### What the exercise asks
Output every line of the listing as a numbered list, omitting the blank lines.

(Dataset excerpts)
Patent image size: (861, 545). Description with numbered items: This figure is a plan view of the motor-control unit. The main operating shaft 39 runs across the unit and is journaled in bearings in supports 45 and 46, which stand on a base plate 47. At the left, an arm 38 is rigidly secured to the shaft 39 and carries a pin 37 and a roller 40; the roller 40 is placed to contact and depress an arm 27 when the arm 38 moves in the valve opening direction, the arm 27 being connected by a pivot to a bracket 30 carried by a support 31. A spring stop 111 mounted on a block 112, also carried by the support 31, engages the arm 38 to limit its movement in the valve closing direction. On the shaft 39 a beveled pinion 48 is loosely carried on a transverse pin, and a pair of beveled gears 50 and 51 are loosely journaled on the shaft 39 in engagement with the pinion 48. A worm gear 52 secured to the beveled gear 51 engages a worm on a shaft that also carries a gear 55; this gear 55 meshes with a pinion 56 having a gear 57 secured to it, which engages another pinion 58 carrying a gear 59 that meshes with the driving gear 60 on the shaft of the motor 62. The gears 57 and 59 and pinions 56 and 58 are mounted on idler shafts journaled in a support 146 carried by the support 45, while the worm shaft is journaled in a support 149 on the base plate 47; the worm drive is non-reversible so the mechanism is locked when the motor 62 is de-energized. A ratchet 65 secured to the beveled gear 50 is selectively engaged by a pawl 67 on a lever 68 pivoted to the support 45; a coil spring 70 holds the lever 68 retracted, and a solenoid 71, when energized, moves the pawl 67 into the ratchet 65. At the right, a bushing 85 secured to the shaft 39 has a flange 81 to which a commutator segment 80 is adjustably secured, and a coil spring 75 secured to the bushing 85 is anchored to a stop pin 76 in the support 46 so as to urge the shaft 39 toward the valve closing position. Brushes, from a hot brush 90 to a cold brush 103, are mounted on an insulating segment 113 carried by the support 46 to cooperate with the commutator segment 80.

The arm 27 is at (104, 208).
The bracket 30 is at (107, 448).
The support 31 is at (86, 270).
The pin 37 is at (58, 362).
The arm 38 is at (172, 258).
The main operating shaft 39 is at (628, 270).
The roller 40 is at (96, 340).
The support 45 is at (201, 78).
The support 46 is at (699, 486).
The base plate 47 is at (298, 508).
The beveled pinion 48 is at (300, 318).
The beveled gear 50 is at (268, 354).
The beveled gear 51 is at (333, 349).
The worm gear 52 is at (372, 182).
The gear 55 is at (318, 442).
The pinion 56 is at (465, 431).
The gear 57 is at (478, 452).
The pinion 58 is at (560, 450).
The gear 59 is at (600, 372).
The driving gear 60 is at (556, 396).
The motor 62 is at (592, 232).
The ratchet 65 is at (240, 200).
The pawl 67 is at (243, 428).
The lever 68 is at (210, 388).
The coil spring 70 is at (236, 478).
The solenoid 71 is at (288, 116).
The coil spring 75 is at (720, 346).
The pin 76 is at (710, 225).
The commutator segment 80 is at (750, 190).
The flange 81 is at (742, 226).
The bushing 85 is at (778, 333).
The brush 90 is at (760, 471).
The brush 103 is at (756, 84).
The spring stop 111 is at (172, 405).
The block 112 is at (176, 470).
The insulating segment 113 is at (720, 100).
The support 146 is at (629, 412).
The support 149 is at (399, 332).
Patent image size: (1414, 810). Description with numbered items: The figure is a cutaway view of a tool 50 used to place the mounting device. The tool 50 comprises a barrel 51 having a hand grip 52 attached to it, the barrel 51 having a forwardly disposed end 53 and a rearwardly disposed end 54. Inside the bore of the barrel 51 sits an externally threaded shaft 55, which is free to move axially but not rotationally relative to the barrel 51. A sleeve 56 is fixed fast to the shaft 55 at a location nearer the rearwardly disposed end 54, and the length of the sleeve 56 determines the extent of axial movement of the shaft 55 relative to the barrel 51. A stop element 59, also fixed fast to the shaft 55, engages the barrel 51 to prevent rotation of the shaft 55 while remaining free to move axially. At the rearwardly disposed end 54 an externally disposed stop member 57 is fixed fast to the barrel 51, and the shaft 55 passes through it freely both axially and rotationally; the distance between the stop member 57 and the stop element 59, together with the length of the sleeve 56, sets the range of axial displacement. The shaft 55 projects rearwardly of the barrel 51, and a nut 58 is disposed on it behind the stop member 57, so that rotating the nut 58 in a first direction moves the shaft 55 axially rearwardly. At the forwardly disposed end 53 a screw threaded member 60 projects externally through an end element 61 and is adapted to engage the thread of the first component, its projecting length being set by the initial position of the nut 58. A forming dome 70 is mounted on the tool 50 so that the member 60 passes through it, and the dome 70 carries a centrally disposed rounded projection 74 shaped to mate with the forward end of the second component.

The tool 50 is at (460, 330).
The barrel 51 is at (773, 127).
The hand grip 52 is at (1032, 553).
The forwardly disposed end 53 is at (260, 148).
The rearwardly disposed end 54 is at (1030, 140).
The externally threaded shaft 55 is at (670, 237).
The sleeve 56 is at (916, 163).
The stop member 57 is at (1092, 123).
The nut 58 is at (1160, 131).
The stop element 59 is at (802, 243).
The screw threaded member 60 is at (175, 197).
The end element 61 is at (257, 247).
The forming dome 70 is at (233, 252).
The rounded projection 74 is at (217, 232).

### Response for this exercise
1. Patent image size: (861, 545). Description with numbered items: This figure is a plan view of the motor-control unit. The main operating shaft 39 runs across the unit and is journaled in bearings in supports 45 and 46, which stand on a base plate 47. At the left, an arm 38 is rigidly secured to the shaft 39 and carries a pin 37 and a roller 40; the roller 40 is placed to contact and depress an arm 27 when the arm 38 moves in the valve opening direction, the arm 27 being connected by a pivot to a bracket 30 carried by a support 31. A spring stop 111 mounted on a block 112, also carried by the support 31, engages the arm 38 to limit its movement in the valve closing direction. On the shaft 39 a beveled pinion 48 is loosely carried on a transverse pin, and a pair of beveled gears 50 and 51 are loosely journaled on the shaft 39 in engagement with the pinion 48. A worm gear 52 secured to the beveled gear 51 engages a worm on a shaft that also carries a gear 55; this gear 55 meshes with a pinion 56 having a gear 57 secured to it, which engages another pinion 58 carrying a gear 59 that meshes with the driving gear 60 on the shaft of the motor 62. The gears 57 and 59 and pinions 56 and 58 are mounted on idler shafts journaled in a support 146 carried by the support 45, while the worm shaft is journaled in a support 149 on the base plate 47; the worm drive is non-reversible so the mechanism is locked when the motor 62 is de-energized. A ratchet 65 secured to the beveled gear 50 is selectively engaged by a pawl 67 on a lever 68 pivoted to the support 45; a coil spring 70 holds the lever 68 retracted, and a solenoid 71, when energized, moves the pawl 67 into the ratchet 65. At the right, a bushing 85 secured to the shaft 39 has a flange 81 to which a commutator segment 80 is adjustably secured, and a coil spring 75 secured to the bushing 85 is anchored to a stop pin 76 in the support 46 so as to urge the shaft 39 toward the valve closing position. Brushes, from a hot brush 90 to a cold brush 103, are mounted on an insulating segment 113 carried by the support 46 to cooperate with the commutator segment 80.
2. The arm 27 is at (104, 208).
3. The bracket 30 is at (107, 448).
4. The support 31 is at (86, 270).
5. The pin 37 is at (58, 362).
6. The arm 38 is at (172, 258).
7. The main operating shaft 39 is at (628, 270).
8. The roller 40 is at (96, 340).
9. The support 45 is at (201, 78).
10. The support 46 is at (699, 486).
11. The base plate 47 is at (298, 508).
12. The beveled pinion 48 is at (300, 318).
13. The beveled gear 50 is at (268, 354).
14. The beveled gear 51 is at (333, 349).
15. The worm gear 52 is at (372, 182).
16. The gear 55 is at (318, 442).
17. The pinion 56 is at (465, 431).
18. The gear 57 is at (478, 452).
19. The pinion 58 is at (560, 450).
20. The gear 59 is at (600, 372).
21. The driving gear 60 is at (556, 396).
22. The motor 62 is at (592, 232).
23. The ratchet 65 is at (240, 200).
24. The pawl 67 is at (243, 428).
25. The lever 68 is at (210, 388).
26. The coil spring 70 is at (236, 478).
27. The solenoid 71 is at (288, 116).
28. The coil spring 75 is at (720, 346).
29. The pin 76 is at (710, 225).
30. The commutator segment 80 is at (750, 190).
31. The flange 81 is at (742, 226).
32. The bushing 85 is at (778, 333).
33. The brush 90 is at (760, 471).
34. The brush 103 is at (756, 84).
35. The spring stop 111 is at (172, 405).
36. The block 112 is at (176, 470).
37. The insulating segment 113 is at (720, 100).
38. The support 146 is at (629, 412).
39. The support 149 is at (399, 332).
40. Patent image size: (1414, 810). Description with numbered items: The figure is a cutaway view of a tool 50 used to place the mounting device. The tool 50 comprises a barrel 51 having a hand grip 52 attached to it, the barrel 51 having a forwardly disposed end 53 and a rearwardly disposed end 54. Inside the bore of the barrel 51 sits an externally threaded shaft 55, which is free to move axially but not rotationally relative to the barrel 51. A sleeve 56 is fixed fast to the shaft 55 at a location nearer the rearwardly disposed end 54, and the length of the sleeve 56 determines the extent of axial movement of the shaft 55 relative to the barrel 51. A stop element 59, also fixed fast to the shaft 55, engages the barrel 51 to prevent rotation of the shaft 55 while remaining free to move axially. At the rearwardly disposed end 54 an externally disposed stop member 57 is fixed fast to the barrel 51, and the shaft 55 passes through it freely both axially and rotationally; the distance between the stop member 57 and the stop element 59, together with the length of the sleeve 56, sets the range of axial displacement. The shaft 55 projects rearwardly of the barrel 51, and a nut 58 is disposed on it behind the stop member 57, so that rotating the nut 58 in a first direction moves the shaft 55 axially rearwardly. At the forwardly disposed end 53 a screw threaded member 60 projects externally through an end element 61 and is adapted to engage the thread of the first component, its projecting length being set by the initial position of the nut 58. A forming dome 70 is mounted on the tool 50 so that the member 60 passes through it, and the dome 70 carries a centrally disposed rounded projection 74 shaped to mate with the forward end of the second component.
41. The tool 50 is at (460, 330).
42. The barrel 51 is at (773, 127).
43. The hand grip 52 is at (1032, 553).
44. The forwardly disposed end 53 is at (260, 148).
45. The rearwardly disposed end 54 is at (1030, 140).
46. The externally threaded shaft 55 is at (670, 237).
47. The sleeve 56 is at (916, 163).
48. The stop member 57 is at (1092, 123).
49. The nut 58 is at (1160, 131).
50. The stop element 59 is at (802, 243).
51. The screw threaded member 60 is at (175, 197).
52. The end element 61 is at (257, 247).
53. The forming dome 70 is at (233, 252).
54. The rounded projection 74 is at (217, 232).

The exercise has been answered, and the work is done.